- _FRAGMENTO DEL DOCUMENTO_:

------------

Por las noches, cuando llega el otoño a la primera temporada, en las calles se escuchan las hojas secas que crepitan bajo las motos de los deliverys y las ruedas de las ambulancias. Los protagonistas de la parte política de la primera temporada dicen constantemente que “hay que dejar de hacer política”, lo cual es sintomático porque en esto coinciden tanto el gobierno como la oposición. Para todos “hacer política” es algo malo. Como no se sabe bien cuál es la idiosincracia de la enfermedad, los dirigentes del pequeño país ficticio donde sucede la primera temporada se muestran unidos hasta que eso se vuelve insostenible…ahí uno tiene una especie de crisis con la primera temporada y piensa en dejar de verla. Pero justo cuando está por cambiar de canal, los guionistas pegan un giro imprevisto y muestran un programa con panelistas histéricos que gritan, es un programa que ve todo el mundo en ese país pequeño y la cámara muestra un televisor encendido en ese programa y luego se acerca más y más hasta que penetra en los estudios y por dos capítulos lo que vemos es la vida de esos panelistas, adentro y afuera de las cámaras, sus logros y sus miserias, la forma en que ellos también tratan de comerse el tiempo y la implacable banalidad de la vida. Esto recupera un poco la atención de la audiencia y llega el verano a la primera temporada y hay un estado de laxitud en la serie y muchos logran hacer sus cosas en medio de este castigo bíblico - la enfermedad - y otros simplemente mueren como moscas. 

La primera temporada termina en un estado de incertidumbre y eso hay que reconocerlo, no es lo común en las series de este tipo. 

La segunda temporada muestra a una pareja –ni bien empieza- que habla en un jardín donde hay una especie de espectáculo, una celebración. Las restricciones sanitarias –nos damos cuenta- se han distendido pero igual cualquier gesto que hagas bajo el paraguas de la enfermedad cobra un valor poderoso. Una mujer y un hombre hablan tranquilamente (acá uno agradece que la segunda temporada no sea políticamente correcta y muestre algo de amor heterosexual) y cuando se despiden, uno de ellos abraza al otro. Como se acaban de conocer, la escena es intensa y parece que en la segunda temporada los guionistas nos van a mostrar más micropolítica y menos macro. Pero enseguida se salta a una crisis mundial donde hay un país que tiene vacunas para tirar para arriba y acabar con la enfermedad y –esto es medio absurdo- ofrece tours a sus playas o centros de vacaciones que incluyen vacunas. Este país –al igual que otros países poderosos- deja en claro que no va a enviar vacunas a nadie, lo cual le da a la serie cierta tensión suicida y pedagógica. Es evidente que quiere mostrar que el capitalismo es horrible. El personaje conocido como El Animador ahora retoma el centro de la segunda temporada y lo primero que notamos es que su cara cambió, está inflada, como las camperas de invierno y se parece, de manera increíble, a la cara del exmarido de su actual mujer. Esto es divertido, es decir que la mujer vuelve a estar casada con la misma persona, como si en vez de un consorte tuviera un boomerang. Otro personaje que se retoma en la segunda temporada es El Surfer, alguien que en la primera temporada había tenido su momento de éxito porque se había ido a hacer surf en medio de las restricciones sanitarias y casi se lo condena a la silla eléctrica. Ahora tiene un bar en la playa y busca la ola perfecta.

------------

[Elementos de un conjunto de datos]
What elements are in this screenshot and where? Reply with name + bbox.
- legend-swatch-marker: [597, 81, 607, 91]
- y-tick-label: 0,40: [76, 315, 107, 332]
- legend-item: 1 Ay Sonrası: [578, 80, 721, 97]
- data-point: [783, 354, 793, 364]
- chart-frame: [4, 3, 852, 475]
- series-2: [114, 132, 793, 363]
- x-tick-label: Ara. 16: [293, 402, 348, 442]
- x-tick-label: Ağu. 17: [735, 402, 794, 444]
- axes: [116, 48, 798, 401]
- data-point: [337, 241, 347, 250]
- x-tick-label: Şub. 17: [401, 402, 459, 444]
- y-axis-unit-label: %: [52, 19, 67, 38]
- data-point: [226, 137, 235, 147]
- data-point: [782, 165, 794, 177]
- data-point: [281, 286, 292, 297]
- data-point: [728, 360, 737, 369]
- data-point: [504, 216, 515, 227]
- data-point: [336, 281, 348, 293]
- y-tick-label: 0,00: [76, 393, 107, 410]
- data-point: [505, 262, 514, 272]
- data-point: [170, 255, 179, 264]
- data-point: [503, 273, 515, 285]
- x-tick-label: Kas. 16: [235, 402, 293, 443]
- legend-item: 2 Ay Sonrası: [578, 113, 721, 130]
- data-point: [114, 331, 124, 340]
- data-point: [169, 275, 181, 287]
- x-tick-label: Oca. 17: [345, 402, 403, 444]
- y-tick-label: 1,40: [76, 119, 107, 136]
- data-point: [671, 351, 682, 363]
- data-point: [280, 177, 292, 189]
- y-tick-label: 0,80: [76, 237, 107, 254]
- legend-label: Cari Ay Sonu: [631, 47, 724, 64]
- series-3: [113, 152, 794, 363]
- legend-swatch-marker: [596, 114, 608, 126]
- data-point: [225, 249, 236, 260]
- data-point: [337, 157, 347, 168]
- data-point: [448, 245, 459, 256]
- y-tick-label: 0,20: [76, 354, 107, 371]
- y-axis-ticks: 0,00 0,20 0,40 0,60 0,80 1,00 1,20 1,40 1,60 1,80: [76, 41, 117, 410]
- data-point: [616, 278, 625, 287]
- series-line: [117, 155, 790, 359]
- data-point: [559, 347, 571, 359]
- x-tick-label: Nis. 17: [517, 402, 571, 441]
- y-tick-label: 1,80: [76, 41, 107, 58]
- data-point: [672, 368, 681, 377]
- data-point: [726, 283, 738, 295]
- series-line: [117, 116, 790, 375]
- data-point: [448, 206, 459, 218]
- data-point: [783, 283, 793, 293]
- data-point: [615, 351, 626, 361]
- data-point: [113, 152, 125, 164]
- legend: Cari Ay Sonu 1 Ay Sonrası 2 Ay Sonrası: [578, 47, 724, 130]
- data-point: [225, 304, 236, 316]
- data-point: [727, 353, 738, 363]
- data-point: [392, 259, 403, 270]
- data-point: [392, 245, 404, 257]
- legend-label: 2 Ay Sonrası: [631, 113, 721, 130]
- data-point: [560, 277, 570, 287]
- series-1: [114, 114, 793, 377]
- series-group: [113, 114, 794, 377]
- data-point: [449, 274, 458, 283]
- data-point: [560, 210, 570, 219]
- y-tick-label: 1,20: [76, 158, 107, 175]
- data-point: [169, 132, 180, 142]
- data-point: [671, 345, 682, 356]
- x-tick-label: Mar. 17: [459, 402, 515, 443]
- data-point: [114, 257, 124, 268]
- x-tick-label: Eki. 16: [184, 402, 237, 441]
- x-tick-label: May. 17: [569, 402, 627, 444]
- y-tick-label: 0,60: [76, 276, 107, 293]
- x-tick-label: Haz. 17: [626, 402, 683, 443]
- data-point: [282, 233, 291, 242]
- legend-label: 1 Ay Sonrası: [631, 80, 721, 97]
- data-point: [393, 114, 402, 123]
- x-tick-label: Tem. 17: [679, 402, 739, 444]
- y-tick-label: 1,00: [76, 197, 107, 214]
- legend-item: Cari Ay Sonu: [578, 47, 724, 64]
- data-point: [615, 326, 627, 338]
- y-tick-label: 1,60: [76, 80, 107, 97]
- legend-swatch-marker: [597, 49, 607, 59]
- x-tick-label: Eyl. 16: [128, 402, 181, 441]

------------

- _TAREAS A REALIZAR_:
1. Enumera las estaciones del año que se nombran en el comentario sobre la serie.
2. Sigue escribiendo el comentario sobre la serie a partir de su última oración.

- _RESPUESTAS DE LA ACTIVIDAD_:
1. Otoño, verano, invierno.

2.
La segunda temporada no logra mucho rating, la gente que la veía está un poco cansada de que se repita en loop el arco narrativo principal. Pero los guionistas hablan dentro de la serie (esto está bueno, pero ya lo hicieron en Seinfeld) y dicen: que se joda el espectador medio. Igual hay frases que consiguen quedar pegadas en el imaginario popular, como cuando una mujer en la puerta de un hospital dice: “Este es el país de la electricidad, si no tenés contactos, estás frita”. O la escena en que el hombre común canta el himno del país pequeño en su pieza y llora.

En el final de la segunda temporada, el mundo está a punto de perecer, pero la Organización Mundial del Fútbol sigue programando partidos, en un gesto evidentemente Duchampdiano. En realidad no hay nadie que programe ni nadie que juegue, pero eso es una de las posibles interpretaciones que, de manera candente, discuten los fanáticos de las dos temporadas.